Stored data entries:
════════════════

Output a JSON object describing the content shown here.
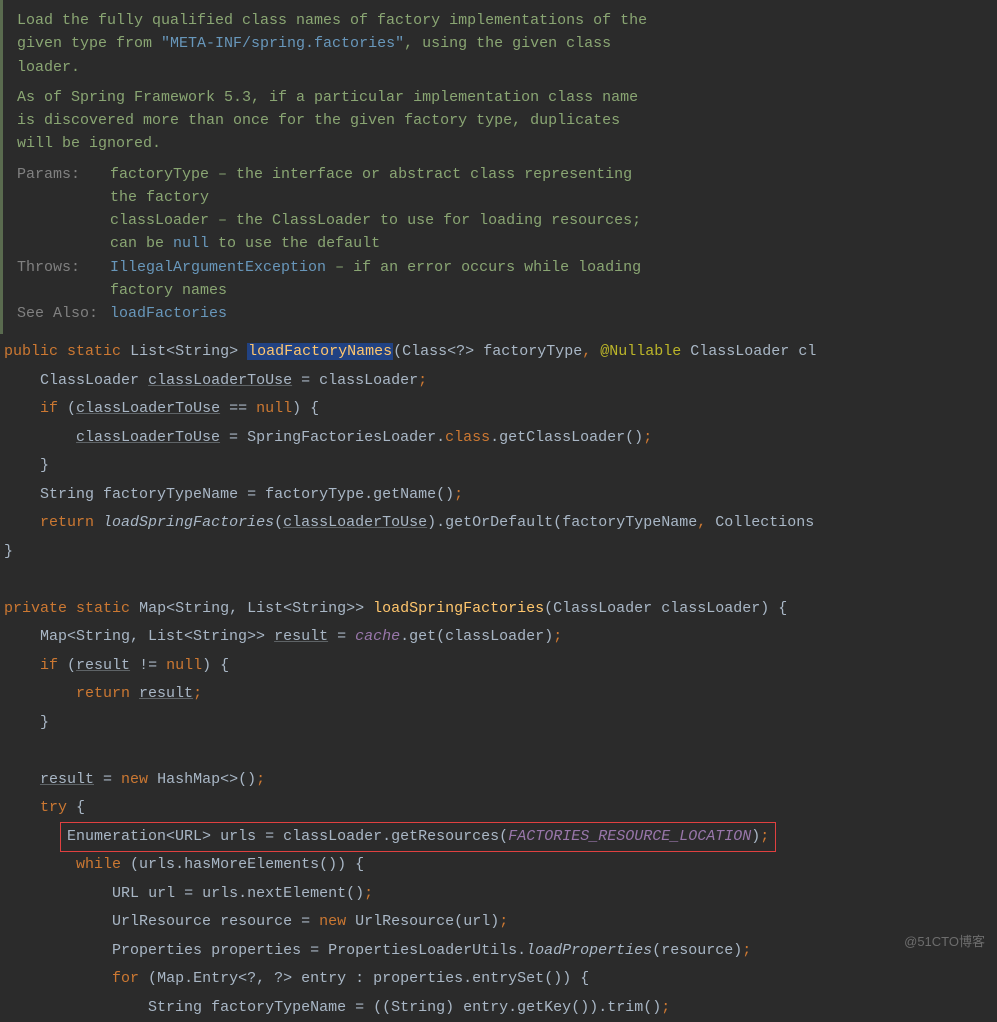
{
  "javadoc": {
    "desc1_a": "Load the fully qualified class names of factory implementations of the given type from ",
    "desc1_literal": "\"META-INF/spring.factories\"",
    "desc1_b": ", using the given class loader.",
    "desc2": "As of Spring Framework 5.3, if a particular implementation class name is discovered more than once for the given factory type, duplicates will be ignored.",
    "params_label": "Params:",
    "param1": "factoryType – the interface or abstract class representing the factory",
    "param2_a": "classLoader – the ClassLoader to use for loading resources; can be ",
    "param2_code": "null",
    "param2_b": " to use the default",
    "throws_label": "Throws:",
    "throws_link": "IllegalArgumentException",
    "throws_tail": " – if an error occurs while loading factory names",
    "seealso_label": "See Also:",
    "seealso_link": "loadFactories"
  },
  "code": {
    "kw_public": "public",
    "kw_static": "static",
    "kw_private": "private",
    "kw_if": "if",
    "kw_return": "return",
    "kw_new": "new",
    "kw_try": "try",
    "kw_while": "while",
    "kw_for": "for",
    "kw_null": "null",
    "kw_class": "class",
    "t_list_string": "List<String>",
    "t_map_sl": "Map<String, List<String>>",
    "t_class_q": "Class<?>",
    "t_classloader": "ClassLoader",
    "t_string": "String",
    "t_enum_url": "Enumeration<URL>",
    "t_url": "URL",
    "t_urlresource": "UrlResource",
    "t_properties": "Properties",
    "t_mapentry": "Map.Entry<?, ?>",
    "t_hashmap": "HashMap<>",
    "t_collections": "Collections",
    "m_loadFactoryNames": "loadFactoryNames",
    "m_loadSpringFactories": "loadSpringFactories",
    "m_getClassLoader": "getClassLoader",
    "m_getName": "getName",
    "m_getOrDefault": "getOrDefault",
    "m_get": "get",
    "m_getResources": "getResources",
    "m_hasMoreElements": "hasMoreElements",
    "m_nextElement": "nextElement",
    "m_loadProperties": "loadProperties",
    "m_entrySet": "entrySet",
    "m_getKey": "getKey",
    "m_trim": "trim",
    "p_factoryType": "factoryType",
    "p_classLoader": "classLoader",
    "v_classLoaderToUse": "classLoaderToUse",
    "v_factoryTypeName": "factoryTypeName",
    "v_result": "result",
    "v_urls": "urls",
    "v_url": "url",
    "v_resource": "resource",
    "v_properties": "properties",
    "v_entry": "entry",
    "c_SpringFactoriesLoader": "SpringFactoriesLoader",
    "c_PropertiesLoaderUtils": "PropertiesLoaderUtils",
    "a_nullable": "@Nullable",
    "f_cache": "cache",
    "const_frl": "FACTORIES_RESOURCE_LOCATION",
    "tail_cl": "cl"
  },
  "watermark": "@51CTO博客"
}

════════════════

* **Task**:
Copy the records above exactly, leaving out every picture.

* **Full solution**:
Output a JSON object describing the content shown here.
{
  "javadoc": {
    "desc1_a": "Load the fully qualified class names of factory implementations of the given type from ",
    "desc1_literal": "\"META-INF/spring.factories\"",
    "desc1_b": ", using the given class loader.",
    "desc2": "As of Spring Framework 5.3, if a particular implementation class name is discovered more than once for the given factory type, duplicates will be ignored.",
    "params_label": "Params:",
    "param1": "factoryType – the interface or abstract class representing the factory",
    "param2_a": "classLoader – the ClassLoader to use for loading resources; can be ",
    "param2_code": "null",
    "param2_b": " to use the default",
    "throws_label": "Throws:",
    "throws_link": "IllegalArgumentException",
    "throws_tail": " – if an error occurs while loading factory names",
    "seealso_label": "See Also:",
    "seealso_link": "loadFactories"
  },
  "code": {
    "kw_public": "public",
    "kw_static": "static",
    "kw_private": "private",
    "kw_if": "if",
    "kw_return": "return",
    "kw_new": "new",
    "kw_try": "try",
    "kw_while": "while",
    "kw_for": "for",
    "kw_null": "null",
    "kw_class": "class",
    "t_list_string": "List<String>",
    "t_map_sl": "Map<String, List<String>>",
    "t_class_q": "Class<?>",
    "t_classloader": "ClassLoader",
    "t_string": "String",
    "t_enum_url": "Enumeration<URL>",
    "t_url": "URL",
    "t_urlresource": "UrlResource",
    "t_properties": "Properties",
    "t_mapentry": "Map.Entry<?, ?>",
    "t_hashmap": "HashMap<>",
    "t_collections": "Collections",
    "m_loadFactoryNames": "loadFactoryNames",
    "m_loadSpringFactories": "loadSpringFactories",
    "m_getClassLoader": "getClassLoader",
    "m_getName": "getName",
    "m_getOrDefault": "getOrDefault",
    "m_get": "get",
    "m_getResources": "getResources",
    "m_hasMoreElements": "hasMoreElements",
    "m_nextElement": "nextElement",
    "m_loadProperties": "loadProperties",
    "m_entrySet": "entrySet",
    "m_getKey": "getKey",
    "m_trim": "trim",
    "p_factoryType": "factoryType",
    "p_classLoader": "classLoader",
    "v_classLoaderToUse": "classLoaderToUse",
    "v_factoryTypeName": "factoryTypeName",
    "v_result": "result",
    "v_urls": "urls",
    "v_url": "url",
    "v_resource": "resource",
    "v_properties": "properties",
    "v_entry": "entry",
    "c_SpringFactoriesLoader": "SpringFactoriesLoader",
    "c_PropertiesLoaderUtils": "PropertiesLoaderUtils",
    "a_nullable": "@Nullable",
    "f_cache": "cache",
    "const_frl": "FACTORIES_RESOURCE_LOCATION",
    "tail_cl": "cl"
  },
  "watermark": "@51CTO博客"
}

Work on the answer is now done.